Task brief - Word for word, repeat the entries, minus the pictures.
──────
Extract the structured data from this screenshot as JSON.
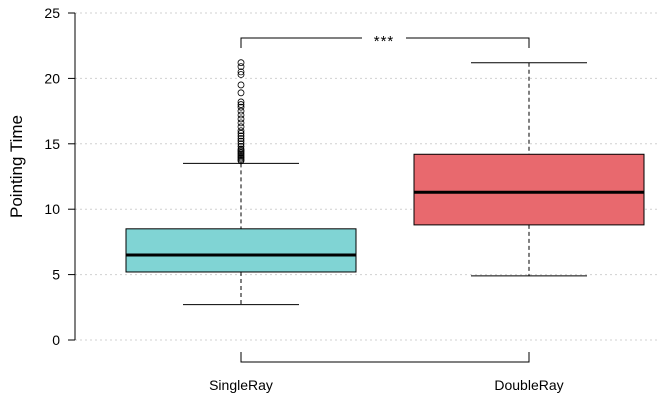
{
  "chart_data": {
    "type": "box",
    "ylabel": "Pointing Time",
    "ylim": [
      0,
      25
    ],
    "yticks": [
      0,
      5,
      10,
      15,
      20,
      25
    ],
    "grid": true,
    "categories": [
      "SingleRay",
      "DoubleRay"
    ],
    "boxes": [
      {
        "label": "SingleRay",
        "color": "#80d4d4",
        "whisker_low": 2.7,
        "q1": 5.2,
        "median": 6.5,
        "q3": 8.5,
        "whisker_high": 13.5,
        "outliers": [
          13.7,
          13.8,
          13.9,
          14.0,
          14.1,
          14.2,
          14.3,
          14.4,
          14.5,
          14.6,
          14.8,
          15.0,
          15.2,
          15.4,
          15.6,
          15.8,
          16.0,
          16.3,
          16.6,
          16.9,
          17.2,
          17.5,
          17.8,
          18.0,
          18.2,
          18.9,
          19.5,
          20.3,
          20.5,
          20.9,
          21.2
        ]
      },
      {
        "label": "DoubleRay",
        "color": "#e8696e",
        "whisker_low": 4.9,
        "q1": 8.8,
        "median": 11.3,
        "q3": 14.2,
        "whisker_high": 21.2,
        "outliers": []
      }
    ],
    "annotation": {
      "text": "***",
      "between": [
        "SingleRay",
        "DoubleRay"
      ]
    }
  }
}
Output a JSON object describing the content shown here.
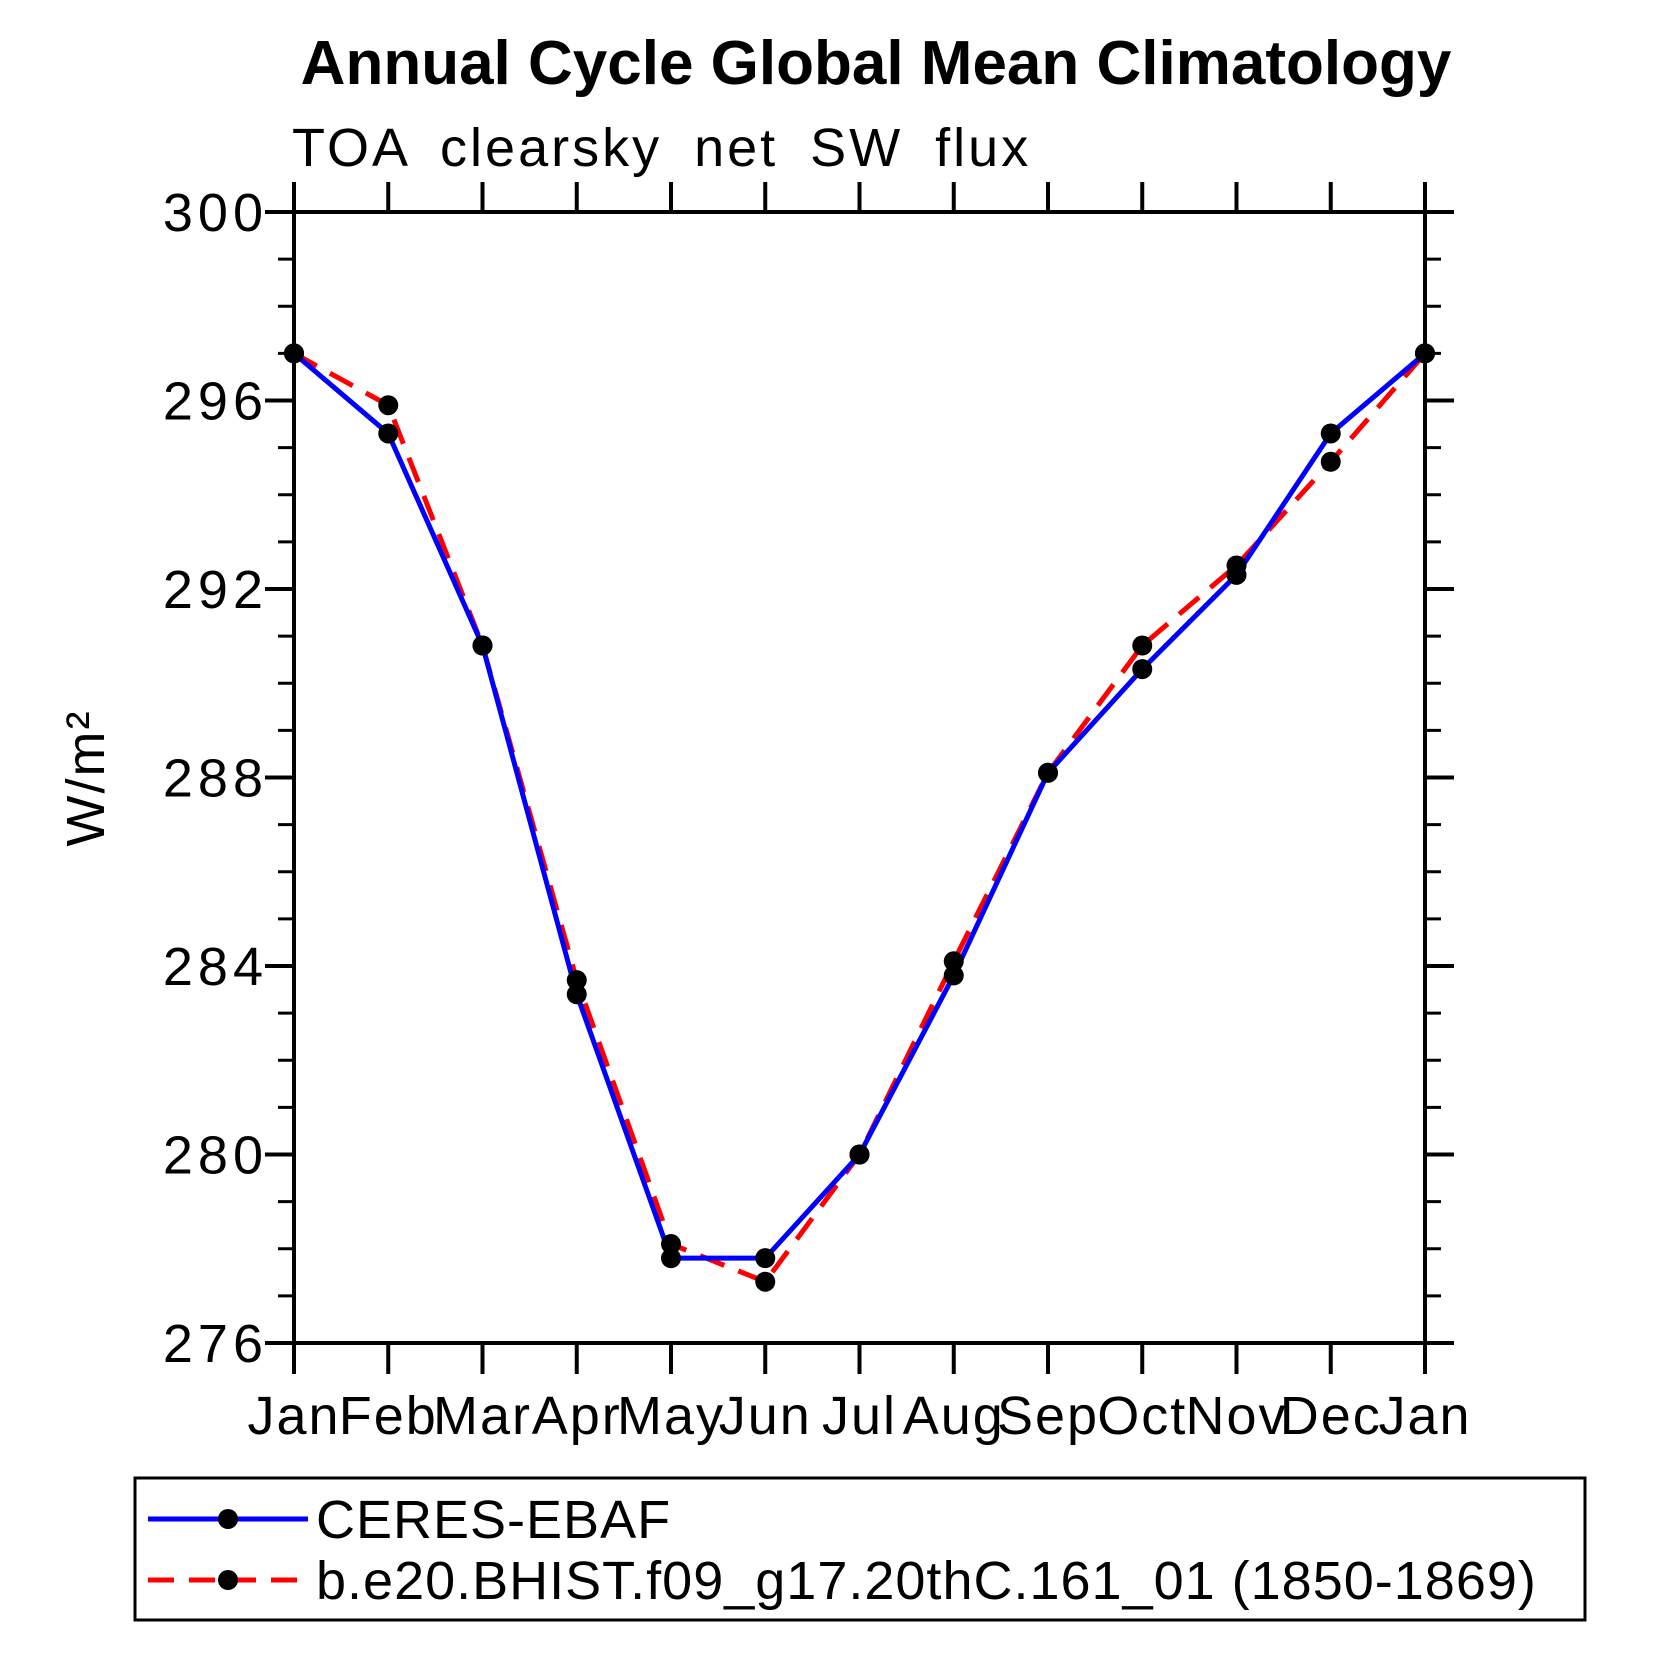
{
  "page": {
    "background": "#ffffff"
  },
  "chart_data": {
    "type": "line",
    "title": "Annual Cycle Global Mean Climatology",
    "subtitle": "TOA clearsky net SW flux",
    "ylabel": "W/m²",
    "xlabel": "",
    "x_categories": [
      "Jan",
      "Feb",
      "Mar",
      "Apr",
      "May",
      "Jun",
      "Jul",
      "Aug",
      "Sep",
      "Oct",
      "Nov",
      "Dec",
      "Jan"
    ],
    "ylim": [
      276,
      300
    ],
    "y_major_ticks": [
      276,
      280,
      284,
      288,
      292,
      296,
      300
    ],
    "y_minor_tick_interval": 1,
    "grid": false,
    "legend_position": "bottom",
    "marker": {
      "shape": "circle",
      "color": "#000000"
    },
    "series": [
      {
        "name": "CERES-EBAF",
        "color": "#0000ff",
        "line_style": "solid",
        "values": [
          297.0,
          295.3,
          290.8,
          283.4,
          277.8,
          277.8,
          280.0,
          283.8,
          288.1,
          290.3,
          292.3,
          295.3,
          297.0
        ]
      },
      {
        "name": "b.e20.BHIST.f09_g17.20thC.161_01 (1850-1869)",
        "color": "#ff0000",
        "line_style": "dashed",
        "values": [
          297.0,
          295.9,
          290.8,
          283.7,
          278.1,
          277.3,
          280.0,
          284.1,
          288.1,
          290.8,
          292.5,
          294.7,
          297.0
        ]
      }
    ]
  }
}
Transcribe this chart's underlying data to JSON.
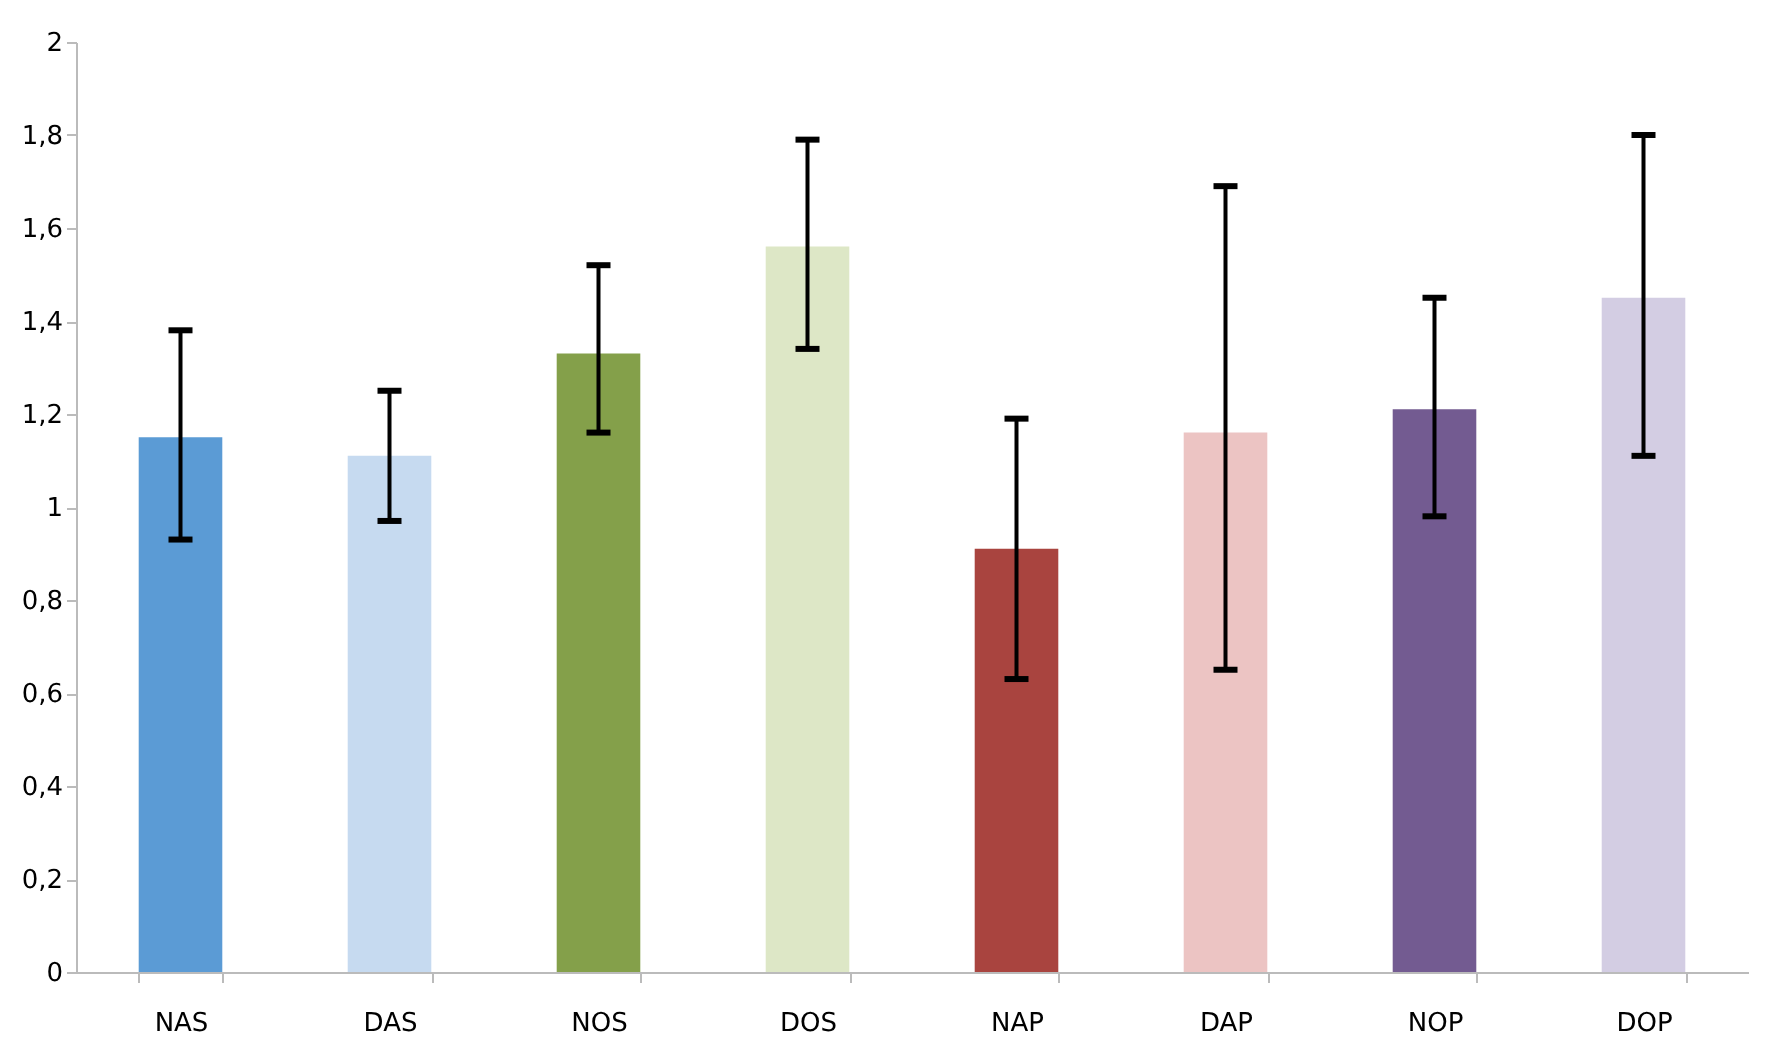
{
  "chart_data": {
    "type": "bar",
    "categories": [
      "NAS",
      "DAS",
      "NOS",
      "DOS",
      "NAP",
      "DAP",
      "NOP",
      "DOP"
    ],
    "values": [
      1.15,
      1.11,
      1.33,
      1.56,
      0.91,
      1.16,
      1.21,
      1.45
    ],
    "colors": [
      "#5b9bd5",
      "#c6daf0",
      "#84a04a",
      "#dde7c6",
      "#a9443f",
      "#ecc4c3",
      "#735b91",
      "#d3cde3"
    ],
    "errors": [
      [
        0.93,
        1.38
      ],
      [
        0.97,
        1.25
      ],
      [
        1.16,
        1.52
      ],
      [
        1.34,
        1.79
      ],
      [
        0.63,
        1.19
      ],
      [
        0.65,
        1.69
      ],
      [
        0.98,
        1.45
      ],
      [
        1.11,
        1.8
      ]
    ],
    "ylim": [
      0,
      2
    ],
    "yticks": [
      0,
      {
        "value": 0.2,
        "label": "0,2"
      },
      {
        "value": 0.4,
        "label": "0,4"
      },
      {
        "value": 0.6,
        "label": "0,6"
      },
      {
        "value": 0.8,
        "label": "0,8"
      },
      1,
      {
        "value": 1.2,
        "label": "1,2"
      },
      {
        "value": 1.4,
        "label": "1,4"
      },
      {
        "value": 1.6,
        "label": "1,6"
      },
      {
        "value": 1.8,
        "label": "1,8"
      },
      2
    ],
    "grid": false
  }
}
──────
Reply -
Extract the structured data from this screenshot as JSON.
{
  "chart_data": {
    "type": "box",
    "ylabel": "Pointing Time",
    "ylim": [
      0,
      25
    ],
    "yticks": [
      0,
      5,
      10,
      15,
      20,
      25
    ],
    "grid": true,
    "categories": [
      "SingleRay",
      "DoubleRay"
    ],
    "boxes": [
      {
        "label": "SingleRay",
        "color": "#80d4d4",
        "whisker_low": 2.7,
        "q1": 5.2,
        "median": 6.5,
        "q3": 8.5,
        "whisker_high": 13.5,
        "outliers": [
          13.7,
          13.8,
          13.9,
          14.0,
          14.1,
          14.2,
          14.3,
          14.4,
          14.5,
          14.6,
          14.8,
          15.0,
          15.2,
          15.4,
          15.6,
          15.8,
          16.0,
          16.3,
          16.6,
          16.9,
          17.2,
          17.5,
          17.8,
          18.0,
          18.2,
          18.9,
          19.5,
          20.3,
          20.5,
          20.9,
          21.2
        ]
      },
      {
        "label": "DoubleRay",
        "color": "#e8696e",
        "whisker_low": 4.9,
        "q1": 8.8,
        "median": 11.3,
        "q3": 14.2,
        "whisker_high": 21.2,
        "outliers": []
      }
    ],
    "annotation": {
      "text": "***",
      "between": [
        "SingleRay",
        "DoubleRay"
      ]
    }
  }
}
Output a JSON object describing the content shown here.
{
  "page": {
    "background": "#ffffff"
  },
  "chart_data": {
    "type": "line",
    "title": "Annual Cycle Global Mean Climatology",
    "subtitle": "TOA clearsky net SW flux",
    "ylabel": "W/m²",
    "xlabel": "",
    "x_categories": [
      "Jan",
      "Feb",
      "Mar",
      "Apr",
      "May",
      "Jun",
      "Jul",
      "Aug",
      "Sep",
      "Oct",
      "Nov",
      "Dec",
      "Jan"
    ],
    "ylim": [
      276,
      300
    ],
    "y_major_ticks": [
      276,
      280,
      284,
      288,
      292,
      296,
      300
    ],
    "y_minor_tick_interval": 1,
    "grid": false,
    "legend_position": "bottom",
    "marker": {
      "shape": "circle",
      "color": "#000000"
    },
    "series": [
      {
        "name": "CERES-EBAF",
        "color": "#0000ff",
        "line_style": "solid",
        "values": [
          297.0,
          295.3,
          290.8,
          283.4,
          277.8,
          277.8,
          280.0,
          283.8,
          288.1,
          290.3,
          292.3,
          295.3,
          297.0
        ]
      },
      {
        "name": "b.e20.BHIST.f09_g17.20thC.161_01 (1850-1869)",
        "color": "#ff0000",
        "line_style": "dashed",
        "values": [
          297.0,
          295.9,
          290.8,
          283.7,
          278.1,
          277.3,
          280.0,
          284.1,
          288.1,
          290.8,
          292.5,
          294.7,
          297.0
        ]
      }
    ]
  }
}
Transcribe this chart's underlying data to JSON.
{
  "chart_data": {
    "type": "bar",
    "categories": [
      "NAS",
      "DAS",
      "NOS",
      "DOS",
      "NAP",
      "DAP",
      "NOP",
      "DOP"
    ],
    "values": [
      1.15,
      1.11,
      1.33,
      1.56,
      0.91,
      1.16,
      1.21,
      1.45
    ],
    "colors": [
      "#5b9bd5",
      "#c6daf0",
      "#84a04a",
      "#dde7c6",
      "#a9443f",
      "#ecc4c3",
      "#735b91",
      "#d3cde3"
    ],
    "errors": [
      [
        0.93,
        1.38
      ],
      [
        0.97,
        1.25
      ],
      [
        1.16,
        1.52
      ],
      [
        1.34,
        1.79
      ],
      [
        0.63,
        1.19
      ],
      [
        0.65,
        1.69
      ],
      [
        0.98,
        1.45
      ],
      [
        1.11,
        1.8
      ]
    ],
    "ylim": [
      0,
      2
    ],
    "yticks": [
      0,
      {
        "value": 0.2,
        "label": "0,2"
      },
      {
        "value": 0.4,
        "label": "0,4"
      },
      {
        "value": 0.6,
        "label": "0,6"
      },
      {
        "value": 0.8,
        "label": "0,8"
      },
      1,
      {
        "value": 1.2,
        "label": "1,2"
      },
      {
        "value": 1.4,
        "label": "1,4"
      },
      {
        "value": 1.6,
        "label": "1,6"
      },
      {
        "value": 1.8,
        "label": "1,8"
      },
      2
    ],
    "grid": false
  }
}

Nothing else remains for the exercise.